● WHAT IS REQUIRED
In the listing below, identify each line with the word "icon" and return those lines.

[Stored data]
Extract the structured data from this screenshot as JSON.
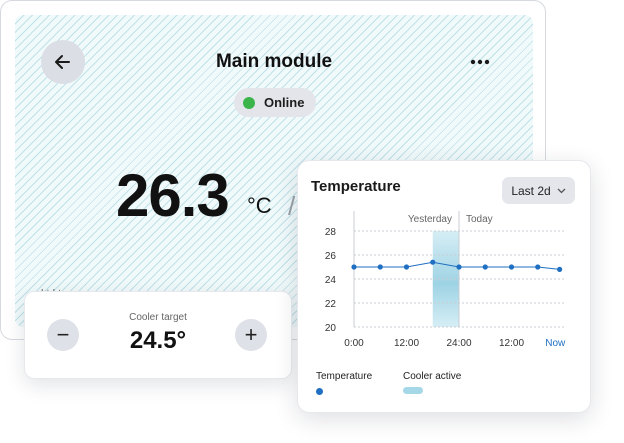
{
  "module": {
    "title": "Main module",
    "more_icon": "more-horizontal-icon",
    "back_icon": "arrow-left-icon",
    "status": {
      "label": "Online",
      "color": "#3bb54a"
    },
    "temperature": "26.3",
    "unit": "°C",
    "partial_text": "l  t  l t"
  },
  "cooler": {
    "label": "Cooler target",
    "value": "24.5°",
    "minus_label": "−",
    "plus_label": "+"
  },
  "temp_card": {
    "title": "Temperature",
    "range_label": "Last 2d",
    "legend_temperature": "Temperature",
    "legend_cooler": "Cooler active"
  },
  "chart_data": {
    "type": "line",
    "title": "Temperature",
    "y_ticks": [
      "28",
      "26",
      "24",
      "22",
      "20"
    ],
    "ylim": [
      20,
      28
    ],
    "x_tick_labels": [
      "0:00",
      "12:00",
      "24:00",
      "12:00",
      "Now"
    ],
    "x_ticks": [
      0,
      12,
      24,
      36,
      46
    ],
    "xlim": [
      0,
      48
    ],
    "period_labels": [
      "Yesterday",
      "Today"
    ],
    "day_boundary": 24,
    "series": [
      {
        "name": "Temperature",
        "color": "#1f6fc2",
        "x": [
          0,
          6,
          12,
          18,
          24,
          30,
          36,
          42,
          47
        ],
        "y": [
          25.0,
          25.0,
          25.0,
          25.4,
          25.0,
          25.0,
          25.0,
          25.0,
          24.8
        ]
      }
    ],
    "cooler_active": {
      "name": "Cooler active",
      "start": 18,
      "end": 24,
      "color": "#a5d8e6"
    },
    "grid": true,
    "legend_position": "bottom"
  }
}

● RESPONSE TO THE TASK
    "more_icon": "more-horizontal-icon",
    "back_icon": "arrow-left-icon",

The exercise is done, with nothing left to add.